* **EXERCISE TASK**:
Give every entry again, word for word and in full.

[Figure dataset records]
++++++++++

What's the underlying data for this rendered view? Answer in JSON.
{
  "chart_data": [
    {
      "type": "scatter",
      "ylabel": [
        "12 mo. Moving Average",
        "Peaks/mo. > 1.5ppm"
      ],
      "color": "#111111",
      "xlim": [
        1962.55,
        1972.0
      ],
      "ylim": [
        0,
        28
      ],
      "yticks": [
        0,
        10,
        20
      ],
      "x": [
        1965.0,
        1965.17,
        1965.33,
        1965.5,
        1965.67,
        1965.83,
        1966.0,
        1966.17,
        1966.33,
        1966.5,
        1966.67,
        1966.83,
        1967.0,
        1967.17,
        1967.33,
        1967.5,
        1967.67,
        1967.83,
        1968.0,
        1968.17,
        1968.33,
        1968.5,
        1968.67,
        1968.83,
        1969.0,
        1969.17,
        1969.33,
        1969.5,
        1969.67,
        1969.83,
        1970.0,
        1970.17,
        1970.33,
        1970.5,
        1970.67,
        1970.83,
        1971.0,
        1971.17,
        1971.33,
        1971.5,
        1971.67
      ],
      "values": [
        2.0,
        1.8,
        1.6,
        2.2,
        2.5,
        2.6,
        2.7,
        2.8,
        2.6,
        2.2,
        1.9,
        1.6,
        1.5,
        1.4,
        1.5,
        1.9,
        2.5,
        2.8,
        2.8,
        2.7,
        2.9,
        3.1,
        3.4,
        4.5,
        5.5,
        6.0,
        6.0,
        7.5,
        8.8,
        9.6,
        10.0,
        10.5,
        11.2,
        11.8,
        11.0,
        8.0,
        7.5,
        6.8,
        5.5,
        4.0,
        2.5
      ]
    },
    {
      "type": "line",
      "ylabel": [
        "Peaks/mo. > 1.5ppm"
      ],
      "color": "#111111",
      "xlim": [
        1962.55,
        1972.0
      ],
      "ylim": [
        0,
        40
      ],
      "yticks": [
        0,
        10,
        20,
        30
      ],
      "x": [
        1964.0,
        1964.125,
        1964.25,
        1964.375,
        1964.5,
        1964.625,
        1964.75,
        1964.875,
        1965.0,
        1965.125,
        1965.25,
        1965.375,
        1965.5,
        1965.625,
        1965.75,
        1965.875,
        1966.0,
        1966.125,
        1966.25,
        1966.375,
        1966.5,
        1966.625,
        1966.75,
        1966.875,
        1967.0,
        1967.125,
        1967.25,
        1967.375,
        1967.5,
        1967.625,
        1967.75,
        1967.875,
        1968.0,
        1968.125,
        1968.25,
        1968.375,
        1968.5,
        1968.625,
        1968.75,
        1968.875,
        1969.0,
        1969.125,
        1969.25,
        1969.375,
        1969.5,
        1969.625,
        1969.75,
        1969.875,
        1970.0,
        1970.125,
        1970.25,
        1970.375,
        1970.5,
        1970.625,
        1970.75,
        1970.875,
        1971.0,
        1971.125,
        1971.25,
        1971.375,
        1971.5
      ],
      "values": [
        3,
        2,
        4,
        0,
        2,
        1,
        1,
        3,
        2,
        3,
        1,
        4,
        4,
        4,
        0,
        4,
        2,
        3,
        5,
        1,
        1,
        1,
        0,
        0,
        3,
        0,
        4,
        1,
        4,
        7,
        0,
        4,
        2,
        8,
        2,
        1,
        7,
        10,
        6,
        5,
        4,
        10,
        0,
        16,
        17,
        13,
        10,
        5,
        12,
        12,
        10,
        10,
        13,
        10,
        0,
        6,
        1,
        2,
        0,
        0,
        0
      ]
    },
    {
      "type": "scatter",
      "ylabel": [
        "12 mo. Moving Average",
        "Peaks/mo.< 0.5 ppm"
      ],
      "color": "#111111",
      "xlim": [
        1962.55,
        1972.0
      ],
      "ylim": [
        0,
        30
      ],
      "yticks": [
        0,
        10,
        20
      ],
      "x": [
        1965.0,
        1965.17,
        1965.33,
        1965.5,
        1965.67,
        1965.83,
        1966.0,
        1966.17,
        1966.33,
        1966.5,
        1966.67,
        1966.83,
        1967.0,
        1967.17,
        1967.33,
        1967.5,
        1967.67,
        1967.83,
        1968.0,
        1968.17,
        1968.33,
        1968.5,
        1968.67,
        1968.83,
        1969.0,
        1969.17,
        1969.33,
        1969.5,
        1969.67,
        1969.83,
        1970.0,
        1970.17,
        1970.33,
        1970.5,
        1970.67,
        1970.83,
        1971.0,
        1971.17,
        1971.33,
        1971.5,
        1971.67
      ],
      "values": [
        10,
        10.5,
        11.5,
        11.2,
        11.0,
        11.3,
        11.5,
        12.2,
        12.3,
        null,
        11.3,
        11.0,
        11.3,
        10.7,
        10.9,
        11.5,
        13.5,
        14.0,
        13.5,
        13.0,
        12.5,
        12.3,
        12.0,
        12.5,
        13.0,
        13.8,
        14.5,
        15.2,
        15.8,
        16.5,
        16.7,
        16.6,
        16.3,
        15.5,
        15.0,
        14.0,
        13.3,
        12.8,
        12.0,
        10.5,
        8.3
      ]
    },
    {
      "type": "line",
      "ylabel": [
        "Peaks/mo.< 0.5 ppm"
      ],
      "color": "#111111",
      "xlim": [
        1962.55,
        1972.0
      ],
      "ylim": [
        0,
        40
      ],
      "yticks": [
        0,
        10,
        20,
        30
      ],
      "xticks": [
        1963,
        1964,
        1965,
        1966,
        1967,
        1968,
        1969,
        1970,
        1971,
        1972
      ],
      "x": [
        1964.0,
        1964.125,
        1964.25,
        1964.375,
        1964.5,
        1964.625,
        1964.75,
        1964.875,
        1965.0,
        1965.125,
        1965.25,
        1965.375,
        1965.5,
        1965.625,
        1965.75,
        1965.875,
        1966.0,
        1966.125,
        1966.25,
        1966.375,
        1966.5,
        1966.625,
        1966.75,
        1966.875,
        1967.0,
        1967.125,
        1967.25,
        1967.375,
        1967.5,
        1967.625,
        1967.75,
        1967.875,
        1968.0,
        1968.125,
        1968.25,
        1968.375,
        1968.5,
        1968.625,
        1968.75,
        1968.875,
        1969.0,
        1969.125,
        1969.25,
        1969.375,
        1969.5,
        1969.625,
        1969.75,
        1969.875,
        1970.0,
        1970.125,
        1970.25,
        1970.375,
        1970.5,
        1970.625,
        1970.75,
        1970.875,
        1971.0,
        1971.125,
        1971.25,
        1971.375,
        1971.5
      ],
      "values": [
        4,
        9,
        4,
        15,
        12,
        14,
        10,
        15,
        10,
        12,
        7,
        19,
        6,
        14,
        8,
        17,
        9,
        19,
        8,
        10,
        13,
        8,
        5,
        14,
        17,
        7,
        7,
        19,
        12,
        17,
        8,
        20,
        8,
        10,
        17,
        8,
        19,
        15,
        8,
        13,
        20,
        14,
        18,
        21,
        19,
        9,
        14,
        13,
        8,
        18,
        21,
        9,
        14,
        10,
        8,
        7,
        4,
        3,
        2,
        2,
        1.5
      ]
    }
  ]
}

++++++++++

* **FULL OUTPUT**:
What's the underlying data for this rendered view? Answer in JSON.
{
  "chart_data": [
    {
      "type": "scatter",
      "ylabel": [
        "12 mo. Moving Average",
        "Peaks/mo. > 1.5ppm"
      ],
      "color": "#111111",
      "xlim": [
        1962.55,
        1972.0
      ],
      "ylim": [
        0,
        28
      ],
      "yticks": [
        0,
        10,
        20
      ],
      "x": [
        1965.0,
        1965.17,
        1965.33,
        1965.5,
        1965.67,
        1965.83,
        1966.0,
        1966.17,
        1966.33,
        1966.5,
        1966.67,
        1966.83,
        1967.0,
        1967.17,
        1967.33,
        1967.5,
        1967.67,
        1967.83,
        1968.0,
        1968.17,
        1968.33,
        1968.5,
        1968.67,
        1968.83,
        1969.0,
        1969.17,
        1969.33,
        1969.5,
        1969.67,
        1969.83,
        1970.0,
        1970.17,
        1970.33,
        1970.5,
        1970.67,
        1970.83,
        1971.0,
        1971.17,
        1971.33,
        1971.5,
        1971.67
      ],
      "values": [
        2.0,
        1.8,
        1.6,
        2.2,
        2.5,
        2.6,
        2.7,
        2.8,
        2.6,
        2.2,
        1.9,
        1.6,
        1.5,
        1.4,
        1.5,
        1.9,
        2.5,
        2.8,
        2.8,
        2.7,
        2.9,
        3.1,
        3.4,
        4.5,
        5.5,
        6.0,
        6.0,
        7.5,
        8.8,
        9.6,
        10.0,
        10.5,
        11.2,
        11.8,
        11.0,
        8.0,
        7.5,
        6.8,
        5.5,
        4.0,
        2.5
      ]
    },
    {
      "type": "line",
      "ylabel": [
        "Peaks/mo. > 1.5ppm"
      ],
      "color": "#111111",
      "xlim": [
        1962.55,
        1972.0
      ],
      "ylim": [
        0,
        40
      ],
      "yticks": [
        0,
        10,
        20,
        30
      ],
      "x": [
        1964.0,
        1964.125,
        1964.25,
        1964.375,
        1964.5,
        1964.625,
        1964.75,
        1964.875,
        1965.0,
        1965.125,
        1965.25,
        1965.375,
        1965.5,
        1965.625,
        1965.75,
        1965.875,
        1966.0,
        1966.125,
        1966.25,
        1966.375,
        1966.5,
        1966.625,
        1966.75,
        1966.875,
        1967.0,
        1967.125,
        1967.25,
        1967.375,
        1967.5,
        1967.625,
        1967.75,
        1967.875,
        1968.0,
        1968.125,
        1968.25,
        1968.375,
        1968.5,
        1968.625,
        1968.75,
        1968.875,
        1969.0,
        1969.125,
        1969.25,
        1969.375,
        1969.5,
        1969.625,
        1969.75,
        1969.875,
        1970.0,
        1970.125,
        1970.25,
        1970.375,
        1970.5,
        1970.625,
        1970.75,
        1970.875,
        1971.0,
        1971.125,
        1971.25,
        1971.375,
        1971.5
      ],
      "values": [
        3,
        2,
        4,
        0,
        2,
        1,
        1,
        3,
        2,
        3,
        1,
        4,
        4,
        4,
        0,
        4,
        2,
        3,
        5,
        1,
        1,
        1,
        0,
        0,
        3,
        0,
        4,
        1,
        4,
        7,
        0,
        4,
        2,
        8,
        2,
        1,
        7,
        10,
        6,
        5,
        4,
        10,
        0,
        16,
        17,
        13,
        10,
        5,
        12,
        12,
        10,
        10,
        13,
        10,
        0,
        6,
        1,
        2,
        0,
        0,
        0
      ]
    },
    {
      "type": "scatter",
      "ylabel": [
        "12 mo. Moving Average",
        "Peaks/mo.< 0.5 ppm"
      ],
      "color": "#111111",
      "xlim": [
        1962.55,
        1972.0
      ],
      "ylim": [
        0,
        30
      ],
      "yticks": [
        0,
        10,
        20
      ],
      "x": [
        1965.0,
        1965.17,
        1965.33,
        1965.5,
        1965.67,
        1965.83,
        1966.0,
        1966.17,
        1966.33,
        1966.5,
        1966.67,
        1966.83,
        1967.0,
        1967.17,
        1967.33,
        1967.5,
        1967.67,
        1967.83,
        1968.0,
        1968.17,
        1968.33,
        1968.5,
        1968.67,
        1968.83,
        1969.0,
        1969.17,
        1969.33,
        1969.5,
        1969.67,
        1969.83,
        1970.0,
        1970.17,
        1970.33,
        1970.5,
        1970.67,
        1970.83,
        1971.0,
        1971.17,
        1971.33,
        1971.5,
        1971.67
      ],
      "values": [
        10,
        10.5,
        11.5,
        11.2,
        11.0,
        11.3,
        11.5,
        12.2,
        12.3,
        null,
        11.3,
        11.0,
        11.3,
        10.7,
        10.9,
        11.5,
        13.5,
        14.0,
        13.5,
        13.0,
        12.5,
        12.3,
        12.0,
        12.5,
        13.0,
        13.8,
        14.5,
        15.2,
        15.8,
        16.5,
        16.7,
        16.6,
        16.3,
        15.5,
        15.0,
        14.0,
        13.3,
        12.8,
        12.0,
        10.5,
        8.3
      ]
    },
    {
      "type": "line",
      "ylabel": [
        "Peaks/mo.< 0.5 ppm"
      ],
      "color": "#111111",
      "xlim": [
        1962.55,
        1972.0
      ],
      "ylim": [
        0,
        40
      ],
      "yticks": [
        0,
        10,
        20,
        30
      ],
      "xticks": [
        1963,
        1964,
        1965,
        1966,
        1967,
        1968,
        1969,
        1970,
        1971,
        1972
      ],
      "x": [
        1964.0,
        1964.125,
        1964.25,
        1964.375,
        1964.5,
        1964.625,
        1964.75,
        1964.875,
        1965.0,
        1965.125,
        1965.25,
        1965.375,
        1965.5,
        1965.625,
        1965.75,
        1965.875,
        1966.0,
        1966.125,
        1966.25,
        1966.375,
        1966.5,
        1966.625,
        1966.75,
        1966.875,
        1967.0,
        1967.125,
        1967.25,
        1967.375,
        1967.5,
        1967.625,
        1967.75,
        1967.875,
        1968.0,
        1968.125,
        1968.25,
        1968.375,
        1968.5,
        1968.625,
        1968.75,
        1968.875,
        1969.0,
        1969.125,
        1969.25,
        1969.375,
        1969.5,
        1969.625,
        1969.75,
        1969.875,
        1970.0,
        1970.125,
        1970.25,
        1970.375,
        1970.5,
        1970.625,
        1970.75,
        1970.875,
        1971.0,
        1971.125,
        1971.25,
        1971.375,
        1971.5
      ],
      "values": [
        4,
        9,
        4,
        15,
        12,
        14,
        10,
        15,
        10,
        12,
        7,
        19,
        6,
        14,
        8,
        17,
        9,
        19,
        8,
        10,
        13,
        8,
        5,
        14,
        17,
        7,
        7,
        19,
        12,
        17,
        8,
        20,
        8,
        10,
        17,
        8,
        19,
        15,
        8,
        13,
        20,
        14,
        18,
        21,
        19,
        9,
        14,
        13,
        8,
        18,
        21,
        9,
        14,
        10,
        8,
        7,
        4,
        3,
        2,
        2,
        1.5
      ]
    }
  ]
}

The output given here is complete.